DATA LISTING:
· · · ·
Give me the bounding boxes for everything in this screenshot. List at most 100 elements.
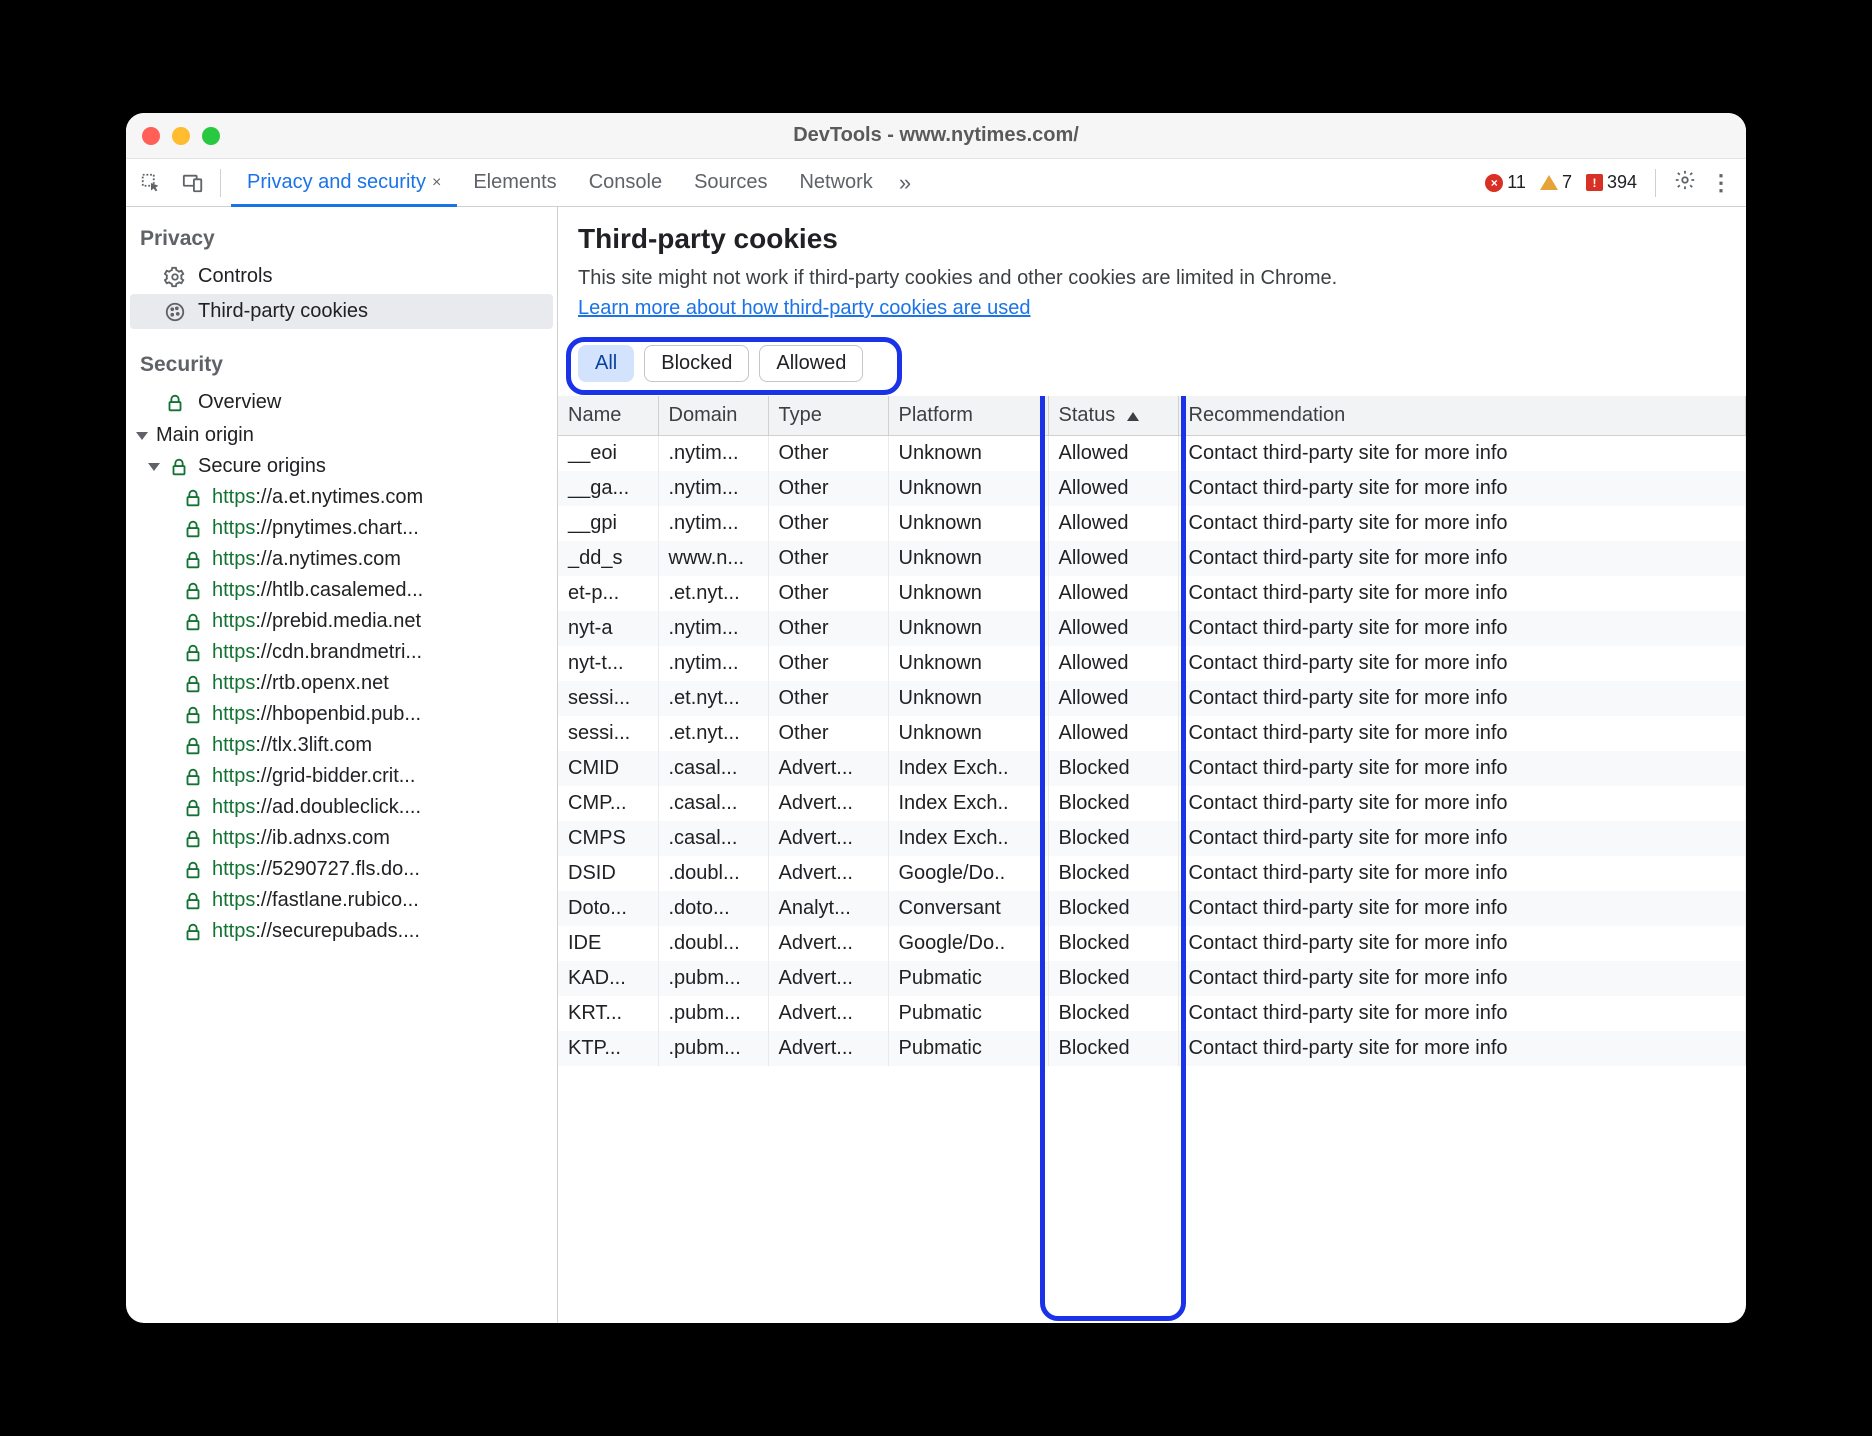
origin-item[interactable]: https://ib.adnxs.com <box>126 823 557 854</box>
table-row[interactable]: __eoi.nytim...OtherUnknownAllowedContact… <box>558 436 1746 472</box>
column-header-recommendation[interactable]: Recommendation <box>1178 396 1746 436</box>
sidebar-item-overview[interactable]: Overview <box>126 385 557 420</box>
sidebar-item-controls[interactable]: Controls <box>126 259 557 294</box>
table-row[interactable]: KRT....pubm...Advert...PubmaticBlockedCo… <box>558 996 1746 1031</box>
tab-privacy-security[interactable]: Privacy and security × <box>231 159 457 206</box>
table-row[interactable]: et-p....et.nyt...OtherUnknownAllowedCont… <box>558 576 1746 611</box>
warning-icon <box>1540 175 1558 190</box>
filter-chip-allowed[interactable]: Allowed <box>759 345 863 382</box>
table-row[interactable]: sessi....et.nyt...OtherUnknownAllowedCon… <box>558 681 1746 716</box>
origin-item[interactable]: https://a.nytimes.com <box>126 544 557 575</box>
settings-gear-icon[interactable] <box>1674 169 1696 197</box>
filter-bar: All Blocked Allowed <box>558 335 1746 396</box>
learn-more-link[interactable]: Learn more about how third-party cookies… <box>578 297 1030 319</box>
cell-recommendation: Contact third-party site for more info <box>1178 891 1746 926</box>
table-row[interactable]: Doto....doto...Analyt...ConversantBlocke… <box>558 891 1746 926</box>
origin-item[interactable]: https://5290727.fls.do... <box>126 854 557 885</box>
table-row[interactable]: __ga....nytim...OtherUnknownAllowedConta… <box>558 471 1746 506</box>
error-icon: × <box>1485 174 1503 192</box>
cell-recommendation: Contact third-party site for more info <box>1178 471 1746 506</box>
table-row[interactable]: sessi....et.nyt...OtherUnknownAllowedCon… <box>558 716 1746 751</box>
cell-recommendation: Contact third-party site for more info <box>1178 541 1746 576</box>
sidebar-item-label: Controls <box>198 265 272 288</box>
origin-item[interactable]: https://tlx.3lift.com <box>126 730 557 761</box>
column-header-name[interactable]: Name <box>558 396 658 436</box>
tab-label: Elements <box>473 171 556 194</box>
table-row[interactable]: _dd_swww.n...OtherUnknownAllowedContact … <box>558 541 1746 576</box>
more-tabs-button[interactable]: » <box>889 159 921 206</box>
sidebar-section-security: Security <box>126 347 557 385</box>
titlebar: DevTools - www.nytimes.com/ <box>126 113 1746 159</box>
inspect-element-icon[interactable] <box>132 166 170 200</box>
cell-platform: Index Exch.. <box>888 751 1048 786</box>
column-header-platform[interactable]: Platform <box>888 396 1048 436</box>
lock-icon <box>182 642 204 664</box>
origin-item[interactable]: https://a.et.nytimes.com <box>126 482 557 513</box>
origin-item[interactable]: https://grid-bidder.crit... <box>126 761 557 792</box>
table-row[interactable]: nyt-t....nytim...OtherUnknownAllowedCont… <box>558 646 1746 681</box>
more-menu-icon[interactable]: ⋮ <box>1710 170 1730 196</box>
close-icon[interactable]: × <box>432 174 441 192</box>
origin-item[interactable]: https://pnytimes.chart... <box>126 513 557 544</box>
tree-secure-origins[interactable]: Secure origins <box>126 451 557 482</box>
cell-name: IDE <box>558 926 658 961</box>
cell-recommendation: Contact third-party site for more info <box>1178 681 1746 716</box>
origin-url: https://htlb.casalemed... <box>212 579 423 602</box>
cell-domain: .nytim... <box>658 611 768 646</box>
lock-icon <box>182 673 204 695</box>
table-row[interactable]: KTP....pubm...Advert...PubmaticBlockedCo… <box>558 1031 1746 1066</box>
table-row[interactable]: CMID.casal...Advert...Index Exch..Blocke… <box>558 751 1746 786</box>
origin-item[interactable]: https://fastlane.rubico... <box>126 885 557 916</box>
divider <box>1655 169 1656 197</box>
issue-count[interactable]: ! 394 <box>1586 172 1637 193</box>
· · · ·
EXERCISE REQUIREMENTS:
Reproduce the listing from the line with "origin-item[interactable]: https://ib.adnxs.com <box>126" to the line with "sidebar-item-controls[interactable]: Controls <box>126", both included.

RESPONSE TO THIS TASK:
origin-item[interactable]: https://ib.adnxs.com <box>126 823 557 854</box>
table-row[interactable]: __eoi.nytim...OtherUnknownAllowedContact… <box>558 436 1746 472</box>
column-header-recommendation[interactable]: Recommendation <box>1178 396 1746 436</box>
sidebar-item-overview[interactable]: Overview <box>126 385 557 420</box>
sidebar-item-controls[interactable]: Controls <box>126 259 557 294</box>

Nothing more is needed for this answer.